Start of QUOTED PASSAGE
= Milosav Jelić =

Serbian journalist (1883–1947)

Milosav Jelić (Skobalj (Smederevo), Kingdom of Serbia, 13 March 1883 – Belgrade, Yugoslavia, 6 July 1947) was a Serbian chetnik active in Old Serbia and Macedonia. He was also a writer, war poet and one of the leading Belgrade journalists at the daily newspaper Politika before World War II.

==Biography==
Born in Skobalj (Smederevo) to Serbian parents. After he graduated from the Belgrade gymnasium in 1903, he studied military history at the Military Academy in Belgrade. After he graduated, he joined the Serbian Chetnik Organization, participated in the Balkan Wars of 1912 and 1913 and the Great War. Later, he was assigned to a diplomatic legation. In the 1920s he joined the largest daily newspaper in Belgrade – Politika (Politics).
End of QUOTED PASSAGE
Start of RECORD EXCERPTS
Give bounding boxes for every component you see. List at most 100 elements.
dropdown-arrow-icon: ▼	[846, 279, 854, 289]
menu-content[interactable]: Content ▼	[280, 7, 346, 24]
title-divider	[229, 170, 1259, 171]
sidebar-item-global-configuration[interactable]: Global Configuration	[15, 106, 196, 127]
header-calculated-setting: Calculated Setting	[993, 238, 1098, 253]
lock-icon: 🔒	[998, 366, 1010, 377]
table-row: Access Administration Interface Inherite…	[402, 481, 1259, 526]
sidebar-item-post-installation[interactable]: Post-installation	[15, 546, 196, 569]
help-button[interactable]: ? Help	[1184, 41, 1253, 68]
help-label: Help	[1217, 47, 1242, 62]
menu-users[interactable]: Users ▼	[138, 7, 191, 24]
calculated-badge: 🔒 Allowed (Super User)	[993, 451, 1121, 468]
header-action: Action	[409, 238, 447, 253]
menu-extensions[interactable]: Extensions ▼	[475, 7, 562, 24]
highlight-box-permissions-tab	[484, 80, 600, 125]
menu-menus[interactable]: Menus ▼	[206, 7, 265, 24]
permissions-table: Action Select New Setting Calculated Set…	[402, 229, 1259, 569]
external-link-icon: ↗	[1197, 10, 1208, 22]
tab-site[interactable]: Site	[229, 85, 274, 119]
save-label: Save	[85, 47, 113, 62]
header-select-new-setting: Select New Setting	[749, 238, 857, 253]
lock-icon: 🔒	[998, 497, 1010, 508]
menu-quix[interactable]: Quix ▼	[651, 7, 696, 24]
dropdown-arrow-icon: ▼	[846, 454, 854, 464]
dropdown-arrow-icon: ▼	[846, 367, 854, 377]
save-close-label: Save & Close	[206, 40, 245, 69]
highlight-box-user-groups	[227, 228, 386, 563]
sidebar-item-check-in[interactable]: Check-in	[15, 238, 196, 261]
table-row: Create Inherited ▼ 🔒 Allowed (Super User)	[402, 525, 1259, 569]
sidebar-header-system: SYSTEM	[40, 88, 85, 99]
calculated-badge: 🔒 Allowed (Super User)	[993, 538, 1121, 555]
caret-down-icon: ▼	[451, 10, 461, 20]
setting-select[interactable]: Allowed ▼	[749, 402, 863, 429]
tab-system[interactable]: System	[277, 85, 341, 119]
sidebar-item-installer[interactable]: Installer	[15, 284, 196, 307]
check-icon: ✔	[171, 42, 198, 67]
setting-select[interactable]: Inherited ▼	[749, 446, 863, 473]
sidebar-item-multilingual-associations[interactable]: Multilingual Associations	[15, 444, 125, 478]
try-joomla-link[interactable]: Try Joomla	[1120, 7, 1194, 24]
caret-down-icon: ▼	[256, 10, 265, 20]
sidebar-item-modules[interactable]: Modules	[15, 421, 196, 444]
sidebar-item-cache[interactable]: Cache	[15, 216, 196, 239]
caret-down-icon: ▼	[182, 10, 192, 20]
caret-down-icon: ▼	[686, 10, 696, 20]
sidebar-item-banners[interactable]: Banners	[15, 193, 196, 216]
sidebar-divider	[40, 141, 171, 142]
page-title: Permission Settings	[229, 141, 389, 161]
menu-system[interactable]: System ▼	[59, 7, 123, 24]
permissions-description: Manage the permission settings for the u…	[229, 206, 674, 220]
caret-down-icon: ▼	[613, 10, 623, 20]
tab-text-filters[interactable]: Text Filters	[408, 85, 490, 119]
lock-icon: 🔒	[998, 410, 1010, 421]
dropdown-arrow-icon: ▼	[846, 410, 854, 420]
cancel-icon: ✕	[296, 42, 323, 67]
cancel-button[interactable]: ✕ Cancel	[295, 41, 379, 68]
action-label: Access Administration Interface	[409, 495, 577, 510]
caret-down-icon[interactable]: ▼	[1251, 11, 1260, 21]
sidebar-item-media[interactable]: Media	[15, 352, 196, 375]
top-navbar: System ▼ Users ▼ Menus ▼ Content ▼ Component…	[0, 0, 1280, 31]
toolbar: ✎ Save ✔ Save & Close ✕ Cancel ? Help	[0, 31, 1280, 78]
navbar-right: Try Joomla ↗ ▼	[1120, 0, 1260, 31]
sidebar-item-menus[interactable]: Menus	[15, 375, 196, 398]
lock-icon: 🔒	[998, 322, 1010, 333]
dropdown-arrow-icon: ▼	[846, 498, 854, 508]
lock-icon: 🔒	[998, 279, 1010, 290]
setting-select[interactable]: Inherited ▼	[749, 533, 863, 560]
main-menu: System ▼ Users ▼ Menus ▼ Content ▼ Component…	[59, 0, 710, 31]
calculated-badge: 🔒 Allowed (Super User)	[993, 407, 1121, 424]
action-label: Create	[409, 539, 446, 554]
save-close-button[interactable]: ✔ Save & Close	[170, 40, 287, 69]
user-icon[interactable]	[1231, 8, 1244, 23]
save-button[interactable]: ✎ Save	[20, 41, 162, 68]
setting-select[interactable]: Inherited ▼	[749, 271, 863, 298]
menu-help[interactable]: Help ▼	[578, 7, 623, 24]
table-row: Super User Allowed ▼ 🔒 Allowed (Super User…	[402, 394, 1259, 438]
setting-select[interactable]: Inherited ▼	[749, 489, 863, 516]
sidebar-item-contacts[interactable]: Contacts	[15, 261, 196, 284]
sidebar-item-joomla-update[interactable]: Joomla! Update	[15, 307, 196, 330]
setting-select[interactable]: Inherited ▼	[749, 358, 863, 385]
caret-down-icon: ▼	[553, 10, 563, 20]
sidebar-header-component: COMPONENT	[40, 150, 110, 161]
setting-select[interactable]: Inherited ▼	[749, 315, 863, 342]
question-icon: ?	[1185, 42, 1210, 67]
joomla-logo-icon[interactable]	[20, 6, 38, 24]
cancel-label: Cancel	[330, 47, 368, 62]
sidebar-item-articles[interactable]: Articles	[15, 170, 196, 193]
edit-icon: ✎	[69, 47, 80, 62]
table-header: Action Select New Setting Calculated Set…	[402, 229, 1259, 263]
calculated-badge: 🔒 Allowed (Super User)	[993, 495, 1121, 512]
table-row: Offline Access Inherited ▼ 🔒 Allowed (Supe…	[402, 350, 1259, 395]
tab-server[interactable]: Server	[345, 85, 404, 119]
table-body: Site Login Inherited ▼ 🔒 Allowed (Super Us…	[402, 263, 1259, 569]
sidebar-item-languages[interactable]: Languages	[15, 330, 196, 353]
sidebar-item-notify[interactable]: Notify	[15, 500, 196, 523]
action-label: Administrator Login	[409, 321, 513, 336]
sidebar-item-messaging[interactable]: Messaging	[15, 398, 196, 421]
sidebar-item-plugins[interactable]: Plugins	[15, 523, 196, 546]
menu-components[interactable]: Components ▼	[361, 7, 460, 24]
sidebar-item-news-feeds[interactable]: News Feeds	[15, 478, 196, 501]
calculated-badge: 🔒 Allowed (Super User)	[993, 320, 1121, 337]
End of RECORD EXCERPTS
_OBJECTIVE A_.
According to the Milosav Jelić biography, in what year did he graduate from the Belgrade gymnasium?
_OBJECTIVE B_.
Echo part of the Milosav Jelić biography word for word: begin at the words "Serbian journalist (1883–1947)" and stop after the words "World War II.".
_OBJECTIVE C_.
List every specific year, excluding decades, that the Milosav Jelić biography mentions.
The records are not required for any of this work.

_EXPECTED OUTPUT A_.
1903

_EXPECTED OUTPUT B_.
Serbian journalist (1883–1947)

Milosav Jelić (Skobalj (Smederevo), Kingdom of Serbia, 13 March 1883 – Belgrade, Yugoslavia, 6 July 1947) was a Serbian chetnik active in Old Serbia and Macedonia. He was also a writer, war poet and one of the leading Belgrade journalists at the daily newspaper Politika before World War II.

_EXPECTED OUTPUT C_.
1883, 1903, 1912, 1913, 1947